Instructions for the task:
Each line should be copied exactly.
------ Records for processing
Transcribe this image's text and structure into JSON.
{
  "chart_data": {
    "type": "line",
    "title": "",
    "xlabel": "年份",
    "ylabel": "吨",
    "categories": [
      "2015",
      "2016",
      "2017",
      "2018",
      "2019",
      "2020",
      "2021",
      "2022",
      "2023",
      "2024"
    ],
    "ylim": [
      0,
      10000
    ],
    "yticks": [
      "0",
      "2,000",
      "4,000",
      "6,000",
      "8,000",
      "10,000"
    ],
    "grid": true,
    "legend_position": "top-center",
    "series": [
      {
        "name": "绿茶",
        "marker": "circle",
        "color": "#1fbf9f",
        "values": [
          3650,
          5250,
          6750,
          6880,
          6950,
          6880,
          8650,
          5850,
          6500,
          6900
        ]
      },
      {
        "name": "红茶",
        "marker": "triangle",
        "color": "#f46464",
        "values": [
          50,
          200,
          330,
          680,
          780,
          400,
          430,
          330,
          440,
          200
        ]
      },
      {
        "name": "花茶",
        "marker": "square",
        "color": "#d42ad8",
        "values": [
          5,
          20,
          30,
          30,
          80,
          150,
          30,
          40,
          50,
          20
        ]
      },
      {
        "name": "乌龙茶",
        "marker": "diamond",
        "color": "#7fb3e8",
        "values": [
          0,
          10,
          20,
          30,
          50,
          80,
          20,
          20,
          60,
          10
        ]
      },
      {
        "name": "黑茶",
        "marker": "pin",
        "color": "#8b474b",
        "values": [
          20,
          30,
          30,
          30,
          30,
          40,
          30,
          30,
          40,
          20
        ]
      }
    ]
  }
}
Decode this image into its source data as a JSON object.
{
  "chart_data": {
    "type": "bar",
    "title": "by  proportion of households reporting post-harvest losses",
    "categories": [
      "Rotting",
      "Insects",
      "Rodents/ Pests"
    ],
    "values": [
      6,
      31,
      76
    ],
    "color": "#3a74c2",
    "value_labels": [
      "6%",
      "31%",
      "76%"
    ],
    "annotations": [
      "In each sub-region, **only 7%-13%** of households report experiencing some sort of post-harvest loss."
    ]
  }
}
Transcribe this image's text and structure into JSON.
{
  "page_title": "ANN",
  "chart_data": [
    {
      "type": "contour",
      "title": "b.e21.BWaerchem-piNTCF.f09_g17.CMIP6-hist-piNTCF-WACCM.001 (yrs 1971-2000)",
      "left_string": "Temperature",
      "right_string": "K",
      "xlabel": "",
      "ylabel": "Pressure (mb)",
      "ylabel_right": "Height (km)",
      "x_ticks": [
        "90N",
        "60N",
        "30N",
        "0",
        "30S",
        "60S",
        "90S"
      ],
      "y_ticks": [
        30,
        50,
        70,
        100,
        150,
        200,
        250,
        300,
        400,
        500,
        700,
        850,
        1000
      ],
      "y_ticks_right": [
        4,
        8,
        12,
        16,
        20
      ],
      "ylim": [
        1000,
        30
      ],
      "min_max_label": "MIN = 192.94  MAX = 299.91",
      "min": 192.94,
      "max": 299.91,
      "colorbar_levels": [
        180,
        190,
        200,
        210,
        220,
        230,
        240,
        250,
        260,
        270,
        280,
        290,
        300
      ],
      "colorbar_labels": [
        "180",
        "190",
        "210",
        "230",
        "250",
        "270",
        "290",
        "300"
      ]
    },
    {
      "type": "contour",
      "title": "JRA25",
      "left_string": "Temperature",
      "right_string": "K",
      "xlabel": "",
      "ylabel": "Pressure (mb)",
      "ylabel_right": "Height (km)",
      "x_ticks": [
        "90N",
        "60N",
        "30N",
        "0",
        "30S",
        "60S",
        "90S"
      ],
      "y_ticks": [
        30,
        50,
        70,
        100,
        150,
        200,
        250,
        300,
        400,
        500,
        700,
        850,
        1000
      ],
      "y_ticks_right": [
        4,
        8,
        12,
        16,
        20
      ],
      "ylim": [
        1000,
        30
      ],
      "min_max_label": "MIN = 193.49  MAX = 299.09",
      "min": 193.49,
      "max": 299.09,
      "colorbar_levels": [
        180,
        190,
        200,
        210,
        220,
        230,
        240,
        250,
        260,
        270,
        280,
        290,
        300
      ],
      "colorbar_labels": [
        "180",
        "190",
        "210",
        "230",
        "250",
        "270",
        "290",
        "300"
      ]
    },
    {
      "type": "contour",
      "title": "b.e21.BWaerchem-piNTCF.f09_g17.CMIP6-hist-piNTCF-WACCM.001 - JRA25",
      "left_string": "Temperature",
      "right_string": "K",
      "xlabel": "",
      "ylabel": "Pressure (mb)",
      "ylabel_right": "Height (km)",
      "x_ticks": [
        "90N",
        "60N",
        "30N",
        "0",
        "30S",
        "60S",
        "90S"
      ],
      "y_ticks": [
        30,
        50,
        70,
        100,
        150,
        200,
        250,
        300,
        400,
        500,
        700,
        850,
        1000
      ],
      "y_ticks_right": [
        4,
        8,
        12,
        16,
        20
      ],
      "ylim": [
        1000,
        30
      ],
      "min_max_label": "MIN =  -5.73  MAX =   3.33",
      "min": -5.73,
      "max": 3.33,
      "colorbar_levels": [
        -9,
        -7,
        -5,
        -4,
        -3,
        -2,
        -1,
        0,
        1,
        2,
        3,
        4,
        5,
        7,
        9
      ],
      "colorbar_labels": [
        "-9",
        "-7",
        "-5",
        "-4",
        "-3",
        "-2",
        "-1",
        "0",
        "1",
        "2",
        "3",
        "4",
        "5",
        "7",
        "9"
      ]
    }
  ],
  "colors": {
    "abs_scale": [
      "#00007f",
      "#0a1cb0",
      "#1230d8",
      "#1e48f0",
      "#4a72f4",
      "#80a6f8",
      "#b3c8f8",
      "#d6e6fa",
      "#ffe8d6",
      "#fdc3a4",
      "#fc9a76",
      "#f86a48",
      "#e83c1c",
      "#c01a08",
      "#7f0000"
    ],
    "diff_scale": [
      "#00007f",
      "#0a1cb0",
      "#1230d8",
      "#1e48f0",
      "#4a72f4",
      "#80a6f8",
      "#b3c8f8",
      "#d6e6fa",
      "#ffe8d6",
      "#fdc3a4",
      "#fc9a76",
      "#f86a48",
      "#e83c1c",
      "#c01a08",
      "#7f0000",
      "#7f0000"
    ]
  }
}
------------
Result for this exercise:
Transcribe this image's text and structure into JSON.
{
  "chart_data": {
    "type": "line",
    "title": "",
    "xlabel": "年份",
    "ylabel": "吨",
    "categories": [
      "2015",
      "2016",
      "2017",
      "2018",
      "2019",
      "2020",
      "2021",
      "2022",
      "2023",
      "2024"
    ],
    "ylim": [
      0,
      10000
    ],
    "yticks": [
      "0",
      "2,000",
      "4,000",
      "6,000",
      "8,000",
      "10,000"
    ],
    "grid": true,
    "legend_position": "top-center",
    "series": [
      {
        "name": "绿茶",
        "marker": "circle",
        "color": "#1fbf9f",
        "values": [
          3650,
          5250,
          6750,
          6880,
          6950,
          6880,
          8650,
          5850,
          6500,
          6900
        ]
      },
      {
        "name": "红茶",
        "marker": "triangle",
        "color": "#f46464",
        "values": [
          50,
          200,
          330,
          680,
          780,
          400,
          430,
          330,
          440,
          200
        ]
      },
      {
        "name": "花茶",
        "marker": "square",
        "color": "#d42ad8",
        "values": [
          5,
          20,
          30,
          30,
          80,
          150,
          30,
          40,
          50,
          20
        ]
      },
      {
        "name": "乌龙茶",
        "marker": "diamond",
        "color": "#7fb3e8",
        "values": [
          0,
          10,
          20,
          30,
          50,
          80,
          20,
          20,
          60,
          10
        ]
      },
      {
        "name": "黑茶",
        "marker": "pin",
        "color": "#8b474b",
        "values": [
          20,
          30,
          30,
          30,
          30,
          40,
          30,
          30,
          40,
          20
        ]
      }
    ]
  }
}
Decode this image into its source data as a JSON object.
{
  "chart_data": {
    "type": "bar",
    "title": "by  proportion of households reporting post-harvest losses",
    "categories": [
      "Rotting",
      "Insects",
      "Rodents/ Pests"
    ],
    "values": [
      6,
      31,
      76
    ],
    "color": "#3a74c2",
    "value_labels": [
      "6%",
      "31%",
      "76%"
    ],
    "annotations": [
      "In each sub-region, **only 7%-13%** of households report experiencing some sort of post-harvest loss."
    ]
  }
}
Transcribe this image's text and structure into JSON.
{
  "page_title": "ANN",
  "chart_data": [
    {
      "type": "contour",
      "title": "b.e21.BWaerchem-piNTCF.f09_g17.CMIP6-hist-piNTCF-WACCM.001 (yrs 1971-2000)",
      "left_string": "Temperature",
      "right_string": "K",
      "xlabel": "",
      "ylabel": "Pressure (mb)",
      "ylabel_right": "Height (km)",
      "x_ticks": [
        "90N",
        "60N",
        "30N",
        "0",
        "30S",
        "60S",
        "90S"
      ],
      "y_ticks": [
        30,
        50,
        70,
        100,
        150,
        200,
        250,
        300,
        400,
        500,
        700,
        850,
        1000
      ],
      "y_ticks_right": [
        4,
        8,
        12,
        16,
        20
      ],
      "ylim": [
        1000,
        30
      ],
      "min_max_label": "MIN = 192.94  MAX = 299.91",
      "min": 192.94,
      "max": 299.91,
      "colorbar_levels": [
        180,
        190,
        200,
        210,
        220,
        230,
        240,
        250,
        260,
        270,
        280,
        290,
        300
      ],
      "colorbar_labels": [
        "180",
        "190",
        "210",
        "230",
        "250",
        "270",
        "290",
        "300"
      ]
    },
    {
      "type": "contour",
      "title": "JRA25",
      "left_string": "Temperature",
      "right_string": "K",
      "xlabel": "",
      "ylabel": "Pressure (mb)",
      "ylabel_right": "Height (km)",
      "x_ticks": [
        "90N",
        "60N",
        "30N",
        "0",
        "30S",
        "60S",
        "90S"
      ],
      "y_ticks": [
        30,
        50,
        70,
        100,
        150,
        200,
        250,
        300,
        400,
        500,
        700,
        850,
        1000
      ],
      "y_ticks_right": [
        4,
        8,
        12,
        16,
        20
      ],
      "ylim": [
        1000,
        30
      ],
      "min_max_label": "MIN = 193.49  MAX = 299.09",
      "min": 193.49,
      "max": 299.09,
      "colorbar_levels": [
        180,
        190,
        200,
        210,
        220,
        230,
        240,
        250,
        260,
        270,
        280,
        290,
        300
      ],
      "colorbar_labels": [
        "180",
        "190",
        "210",
        "230",
        "250",
        "270",
        "290",
        "300"
      ]
    },
    {
      "type": "contour",
      "title": "b.e21.BWaerchem-piNTCF.f09_g17.CMIP6-hist-piNTCF-WACCM.001 - JRA25",
      "left_string": "Temperature",
      "right_string": "K",
      "xlabel": "",
      "ylabel": "Pressure (mb)",
      "ylabel_right": "Height (km)",
      "x_ticks": [
        "90N",
        "60N",
        "30N",
        "0",
        "30S",
        "60S",
        "90S"
      ],
      "y_ticks": [
        30,
        50,
        70,
        100,
        150,
        200,
        250,
        300,
        400,
        500,
        700,
        850,
        1000
      ],
      "y_ticks_right": [
        4,
        8,
        12,
        16,
        20
      ],
      "ylim": [
        1000,
        30
      ],
      "min_max_label": "MIN =  -5.73  MAX =   3.33",
      "min": -5.73,
      "max": 3.33,
      "colorbar_levels": [
        -9,
        -7,
        -5,
        -4,
        -3,
        -2,
        -1,
        0,
        1,
        2,
        3,
        4,
        5,
        7,
        9
      ],
      "colorbar_labels": [
        "-9",
        "-7",
        "-5",
        "-4",
        "-3",
        "-2",
        "-1",
        "0",
        "1",
        "2",
        "3",
        "4",
        "5",
        "7",
        "9"
      ]
    }
  ],
  "colors": {
    "abs_scale": [
      "#00007f",
      "#0a1cb0",
      "#1230d8",
      "#1e48f0",
      "#4a72f4",
      "#80a6f8",
      "#b3c8f8",
      "#d6e6fa",
      "#ffe8d6",
      "#fdc3a4",
      "#fc9a76",
      "#f86a48",
      "#e83c1c",
      "#c01a08",
      "#7f0000"
    ],
    "diff_scale": [
      "#00007f",
      "#0a1cb0",
      "#1230d8",
      "#1e48f0",
      "#4a72f4",
      "#80a6f8",
      "#b3c8f8",
      "#d6e6fa",
      "#ffe8d6",
      "#fdc3a4",
      "#fc9a76",
      "#f86a48",
      "#e83c1c",
      "#c01a08",
      "#7f0000",
      "#7f0000"
    ]
  }
}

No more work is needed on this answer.